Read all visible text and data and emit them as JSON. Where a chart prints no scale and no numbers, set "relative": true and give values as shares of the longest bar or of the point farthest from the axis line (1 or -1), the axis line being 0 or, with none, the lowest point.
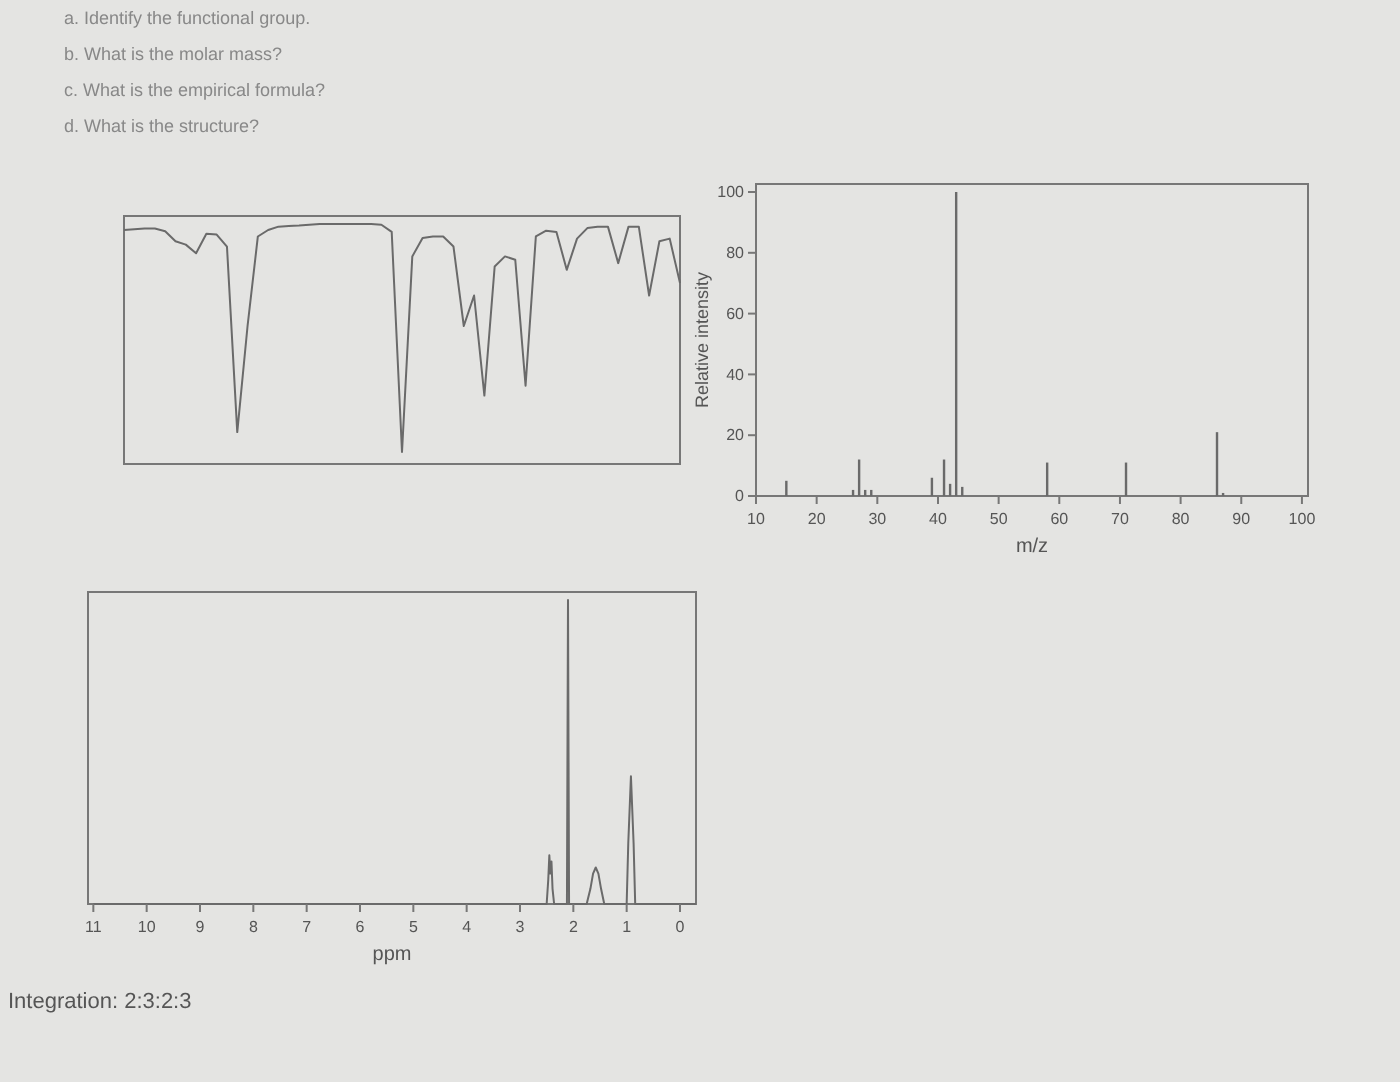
{
  "chart_data": [
    {
      "type": "line",
      "relative": true,
      "tick_labels": false,
      "color": "#6a6a6a",
      "annotations": [
        "a. Identify the functional group.",
        "b. What is the molar mass?",
        "c. What is the empirical formula?",
        "d. What is the structure?"
      ],
      "categories": [
        null,
        null,
        null,
        null,
        null,
        null,
        null,
        null,
        null,
        null,
        null,
        null,
        null,
        null,
        null,
        null,
        null,
        null,
        null,
        null,
        null,
        null,
        null,
        null,
        null,
        null,
        null,
        null,
        null,
        null,
        null,
        null,
        null,
        null,
        null,
        null,
        null,
        null,
        null,
        null,
        null,
        null,
        null,
        null,
        null,
        null,
        null,
        null,
        null,
        null,
        null,
        null,
        null,
        null,
        null
      ],
      "values": [
        0.975,
        0.978,
        0.981,
        0.981,
        0.97,
        0.928,
        0.914,
        0.878,
        0.959,
        0.956,
        0.906,
        0.133,
        0.575,
        0.948,
        0.975,
        0.989,
        0.992,
        0.994,
        0.997,
        1,
        1,
        1,
        1,
        1,
        1,
        0.997,
        0.967,
        0.05,
        0.865,
        0.942,
        0.948,
        0.948,
        0.906,
        0.575,
        0.702,
        0.285,
        0.823,
        0.865,
        0.851,
        0.326,
        0.948,
        0.972,
        0.967,
        0.809,
        0.939,
        0.983,
        0.989,
        0.989,
        0.837,
        0.989,
        0.989,
        0.702,
        0.928,
        0.939,
        0.754
      ]
    },
    {
      "type": "bar",
      "xlabel": "m/z",
      "ylabel": "Relative intensity",
      "color": "#6a6a6a",
      "xlim": [
        10,
        101
      ],
      "xticks": [
        10,
        20,
        30,
        40,
        50,
        60,
        70,
        80,
        90,
        100
      ],
      "ylim": [
        0,
        100
      ],
      "yticks": [
        0,
        20,
        40,
        60,
        80,
        100
      ],
      "x": [
        15,
        26,
        27,
        28,
        29,
        39,
        41,
        42,
        43,
        44,
        58,
        71,
        86,
        87
      ],
      "values": [
        5,
        2,
        12,
        2,
        2,
        6,
        12,
        4,
        100,
        3,
        11,
        11,
        21,
        1
      ]
    },
    {
      "type": "line",
      "relative": true,
      "tick_labels": "x",
      "xlabel": "ppm",
      "color": "#6a6a6a",
      "xlim": [
        11.1,
        -0.3
      ],
      "xticks": [
        11,
        10,
        9,
        8,
        7,
        6,
        5,
        4,
        3,
        2,
        1,
        0
      ],
      "annotations": [
        "Integration: 2:3:2:3"
      ],
      "x": [
        11,
        2.5,
        2.47,
        2.45,
        2.43,
        2.41,
        2.39,
        2.36,
        2.12,
        2.1,
        2.08,
        1.75,
        1.68,
        1.63,
        1.58,
        1.53,
        1.48,
        1.42,
        1.0,
        0.97,
        0.92,
        0.87,
        0.84,
        -0.3
      ],
      "values": [
        0,
        0,
        0.08,
        0.16,
        0.1,
        0.14,
        0.05,
        0,
        0,
        1,
        0,
        0,
        0.05,
        0.1,
        0.12,
        0.1,
        0.05,
        0,
        0,
        0.2,
        0.42,
        0.2,
        0,
        0
      ]
    }
  ]
}
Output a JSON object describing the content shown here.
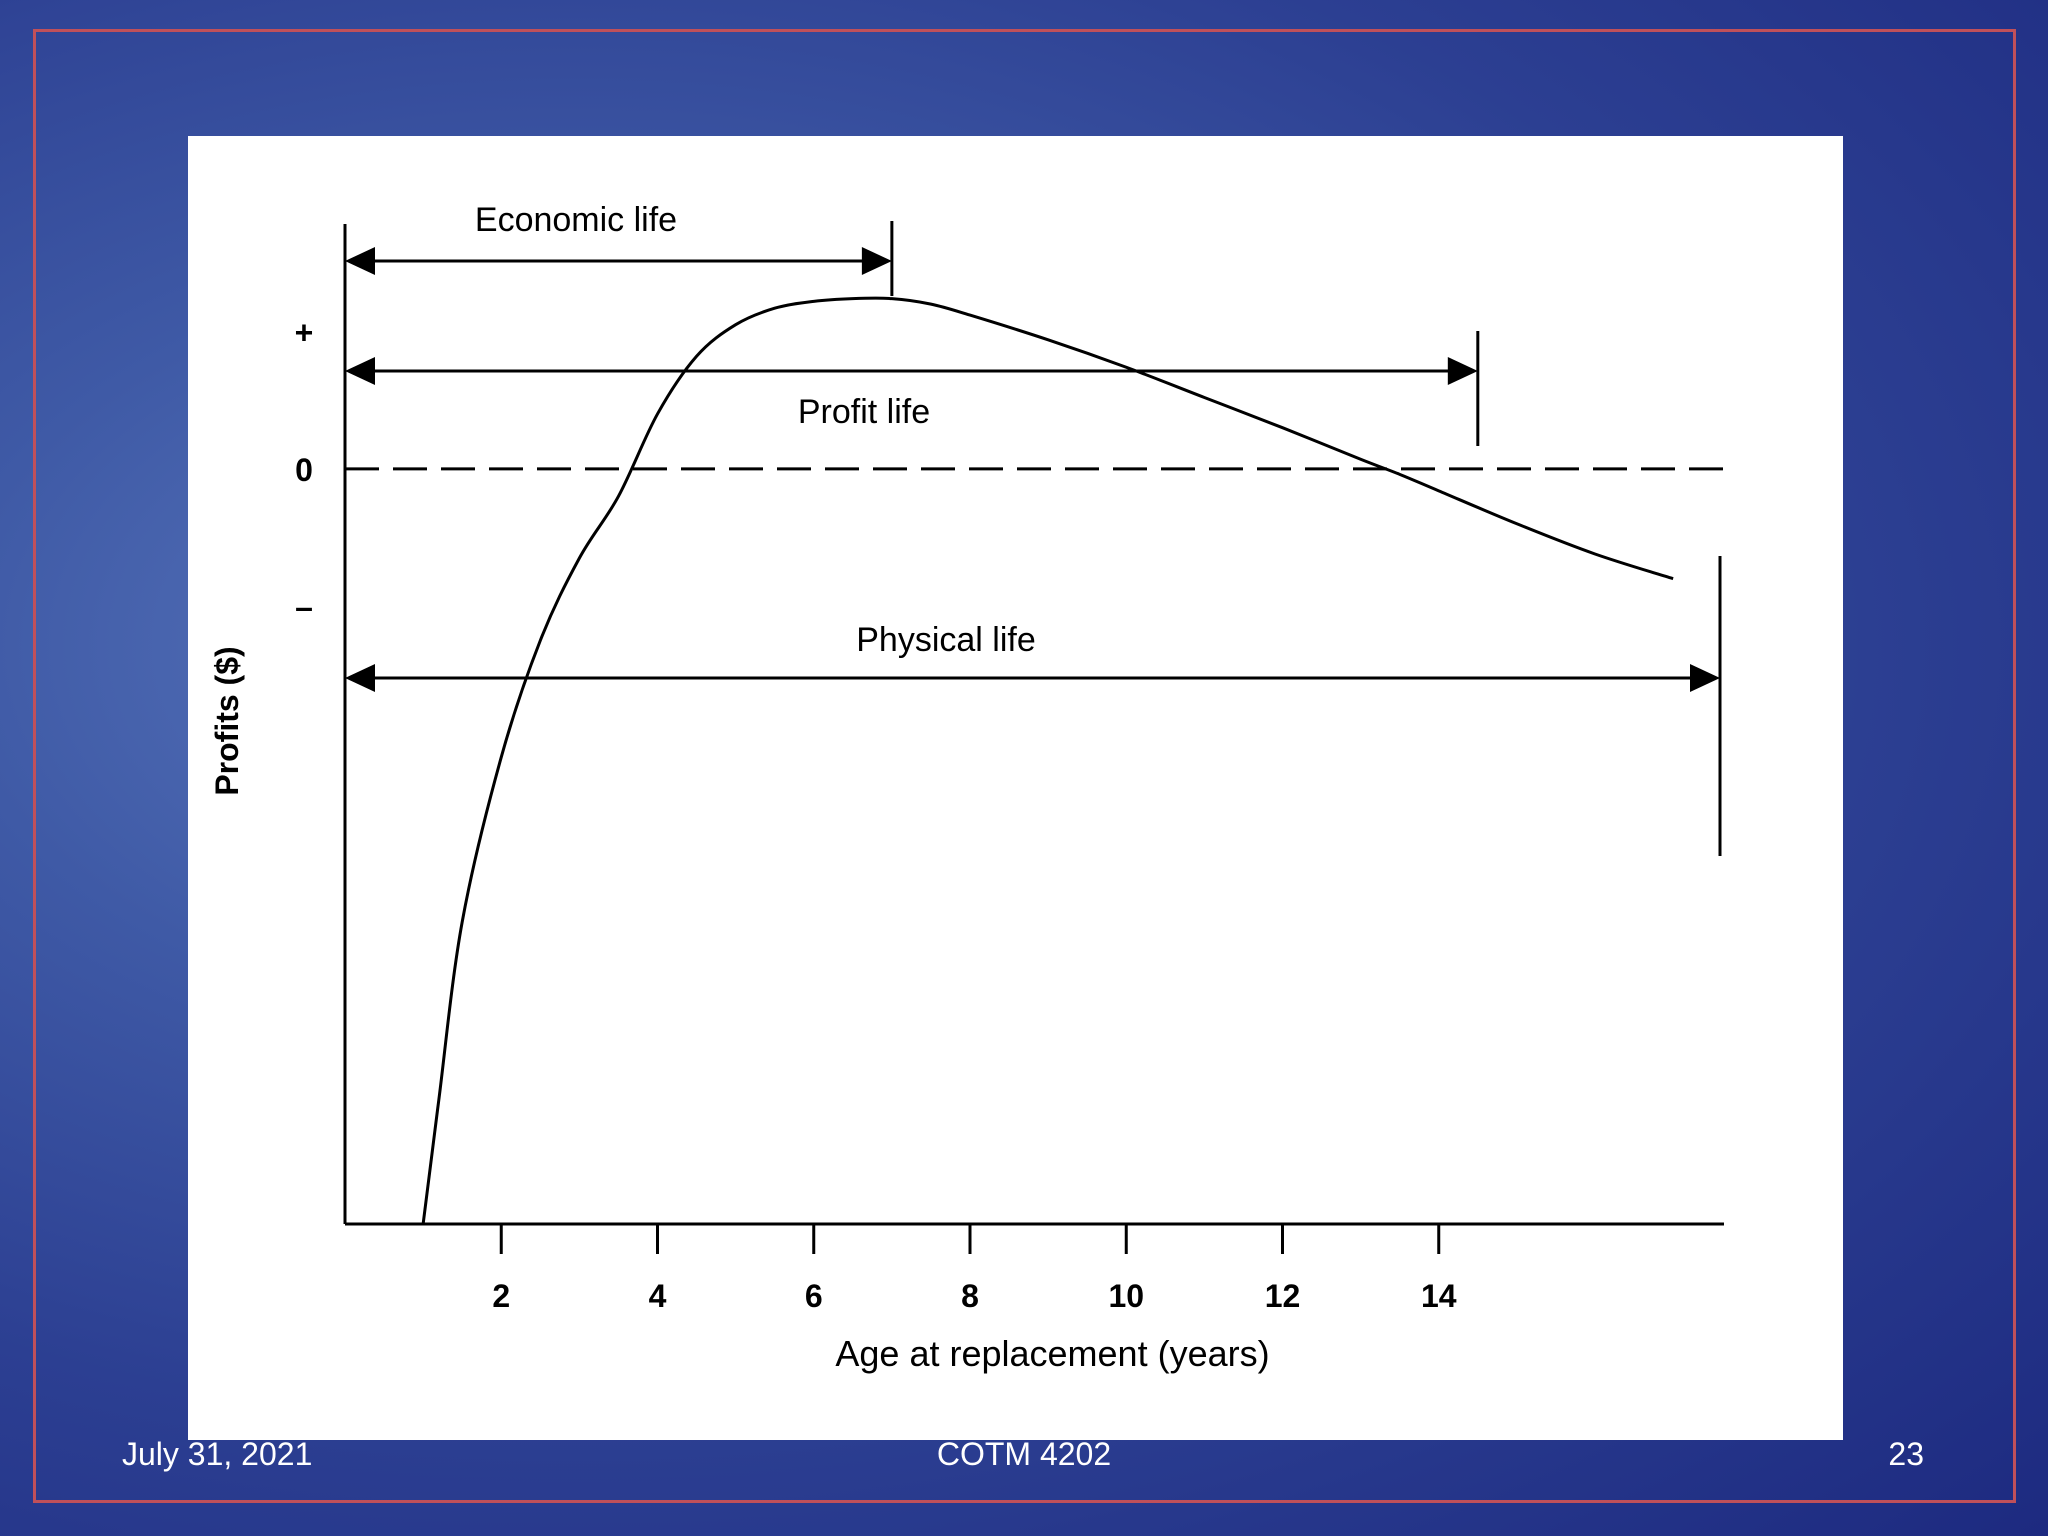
{
  "chart_data": {
    "type": "line",
    "title": "",
    "xlabel": "Age at replacement (years)",
    "ylabel": "Profits ($)",
    "x_ticks": [
      2,
      4,
      6,
      8,
      10,
      12,
      14
    ],
    "y_ticks": [
      "+",
      "0",
      "–"
    ],
    "xlim": [
      0,
      17.6
    ],
    "ylim": [
      -5.5,
      1.9
    ],
    "series": [
      {
        "x": [
          1,
          1.2,
          1.5,
          2,
          2.5,
          3,
          3.5,
          4,
          4.5,
          5,
          5.5,
          6,
          6.5,
          7,
          7.5,
          8,
          9,
          10,
          11,
          12,
          13,
          13.5,
          14,
          15,
          16,
          17
        ],
        "y": [
          -5.5,
          -4.6,
          -3.3,
          -2.1,
          -1.25,
          -0.65,
          -0.2,
          0.4,
          0.82,
          1.05,
          1.17,
          1.22,
          1.24,
          1.24,
          1.2,
          1.12,
          0.94,
          0.74,
          0.52,
          0.3,
          0.07,
          -0.04,
          -0.16,
          -0.4,
          -0.62,
          -0.8
        ]
      }
    ],
    "intervals": [
      {
        "label": "Economic life",
        "x_start": 0,
        "x_end": 7
      },
      {
        "label": "Profit life",
        "x_start": 0,
        "x_end": 14.5
      },
      {
        "label": "Physical life",
        "x_start": 0,
        "x_end": 17.6
      }
    ],
    "zero_line": "dashed"
  },
  "footer": {
    "date": "July 31, 2021",
    "course": "COTM 4202",
    "page": "23"
  }
}
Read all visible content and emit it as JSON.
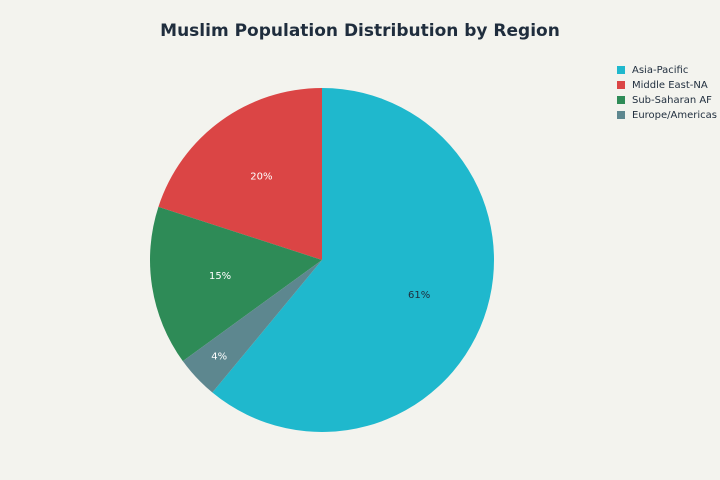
{
  "chart_data": {
    "type": "pie",
    "title": "Muslim Population Distribution by Region",
    "categories": [
      "Asia-Pacific",
      "Middle East-NA",
      "Sub-Saharan AF",
      "Europe/Americas"
    ],
    "values": [
      61,
      20,
      15,
      4
    ],
    "value_labels": [
      "61%",
      "20%",
      "15%",
      "4%"
    ],
    "colors": [
      "#1fb8cd",
      "#db4545",
      "#2e8b57",
      "#5d878f"
    ],
    "legend": "top-right"
  }
}
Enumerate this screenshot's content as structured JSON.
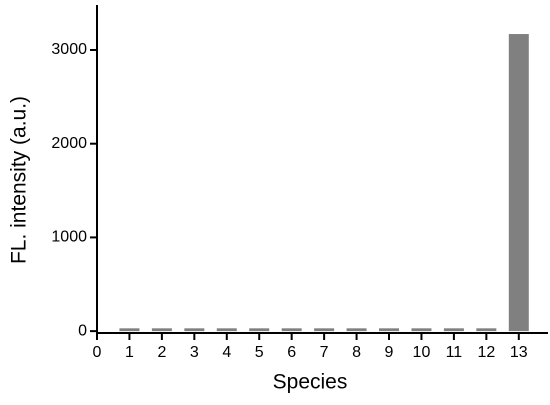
{
  "chart_data": {
    "type": "bar",
    "x_label": "Species",
    "y_label": "FL. intensity (a.u.)",
    "x": [
      1,
      2,
      3,
      4,
      5,
      6,
      7,
      8,
      9,
      10,
      11,
      12,
      13
    ],
    "values": [
      30,
      30,
      30,
      30,
      30,
      30,
      30,
      30,
      30,
      30,
      30,
      30,
      3170
    ],
    "color": "#808080",
    "xlim": [
      0,
      13.9
    ],
    "xticks": [
      0,
      1,
      2,
      3,
      4,
      5,
      6,
      7,
      8,
      9,
      10,
      11,
      12,
      13
    ],
    "ylim": [
      -20,
      3480
    ],
    "yticks": [
      0,
      1000,
      2000,
      3000
    ]
  }
}
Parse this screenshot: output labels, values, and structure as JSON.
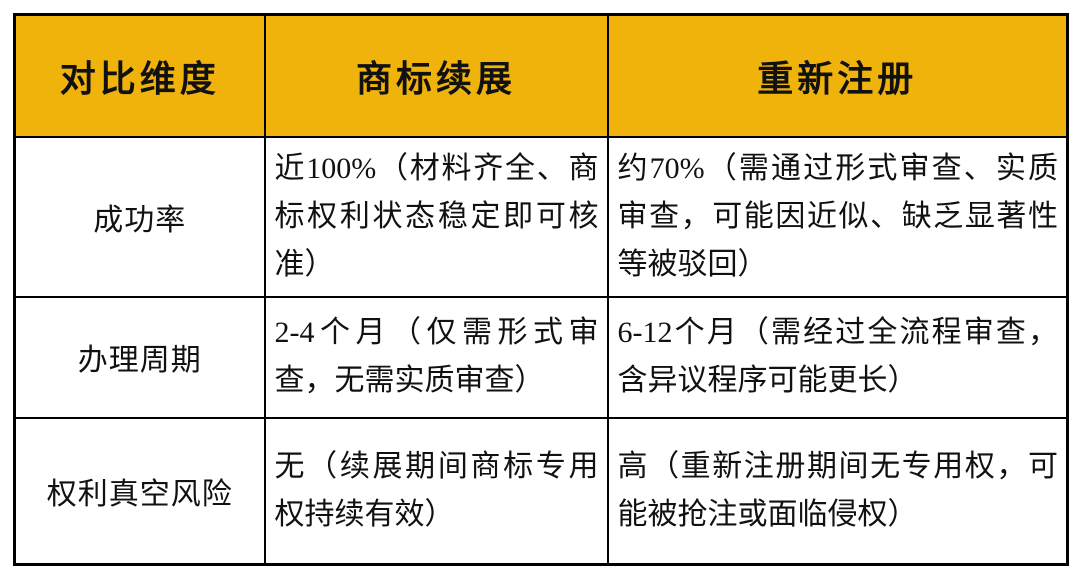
{
  "table": {
    "headers": [
      "对比维度",
      "商标续展",
      "重新注册"
    ],
    "rows": [
      {
        "dimension": "成功率",
        "renewal": "近100%（材料齐全、商标权利状态稳定即可核准）",
        "reregistration": "约70%（需通过形式审查、实质审查，可能因近似、缺乏显著性等被驳回）"
      },
      {
        "dimension": "办理周期",
        "renewal": "2-4个月（仅需形式审查，无需实质审查）",
        "reregistration": "6-12个月（需经过全流程审查，含异议程序可能更长）"
      },
      {
        "dimension": "权利真空风险",
        "renewal": "无（续展期间商标专用权持续有效）",
        "reregistration": "高（重新注册期间无专用权，可能被抢注或面临侵权）"
      }
    ],
    "colors": {
      "header_bg": "#F0B30C",
      "border": "#000000",
      "text": "#111111",
      "background": "#FFFFFF"
    }
  }
}
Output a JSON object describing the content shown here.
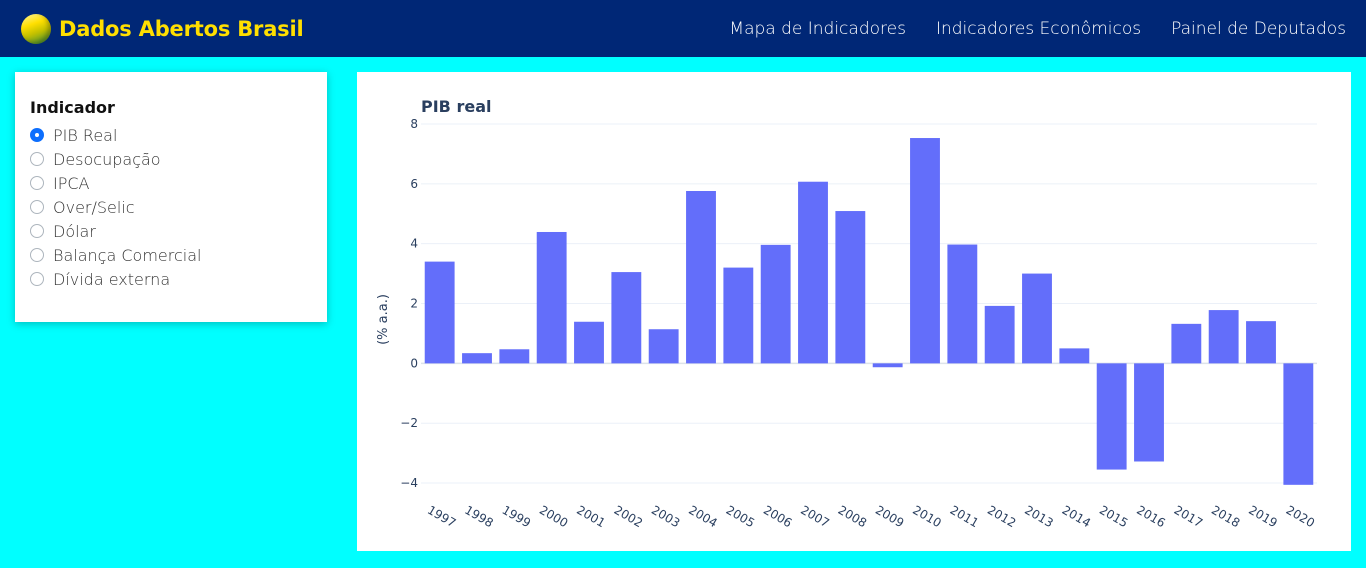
{
  "header": {
    "brand": "Dados Abertos Brasil",
    "nav": [
      "Mapa de Indicadores",
      "Indicadores Econômicos",
      "Painel de Deputados"
    ]
  },
  "sidebar": {
    "title": "Indicador",
    "options": [
      {
        "label": "PIB Real",
        "checked": true
      },
      {
        "label": "Desocupação",
        "checked": false
      },
      {
        "label": "IPCA",
        "checked": false
      },
      {
        "label": "Over/Selic",
        "checked": false
      },
      {
        "label": "Dólar",
        "checked": false
      },
      {
        "label": "Balança Comercial",
        "checked": false
      },
      {
        "label": "Dívida externa",
        "checked": false
      }
    ]
  },
  "colors": {
    "navbar": "#002776",
    "brand": "#ffdf00",
    "page_background": "#00ffff",
    "bar": "#636efa"
  },
  "chart_data": {
    "type": "bar",
    "title": "PIB real",
    "xlabel": "",
    "ylabel": "(% a.a.)",
    "categories": [
      "1997",
      "1998",
      "1999",
      "2000",
      "2001",
      "2002",
      "2003",
      "2004",
      "2005",
      "2006",
      "2007",
      "2008",
      "2009",
      "2010",
      "2011",
      "2012",
      "2013",
      "2014",
      "2015",
      "2016",
      "2017",
      "2018",
      "2019",
      "2020"
    ],
    "values": [
      3.4,
      0.34,
      0.47,
      4.39,
      1.39,
      3.05,
      1.14,
      5.76,
      3.2,
      3.96,
      6.07,
      5.09,
      -0.13,
      7.53,
      3.97,
      1.92,
      3.0,
      0.5,
      -3.55,
      -3.28,
      1.32,
      1.78,
      1.41,
      -4.06
    ],
    "yticks": [
      8,
      6,
      4,
      2,
      0,
      -2,
      -4
    ],
    "ylim": [
      -4.4,
      8.4
    ],
    "grid": true
  }
}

◆ ◆ ◆ ◆ ◆ ◆ ◆

Write out every line from the entries where "brand" appears.

The answer ::
    "brand": "Dados Abertos Brasil",
    "brand": "#ffdf00",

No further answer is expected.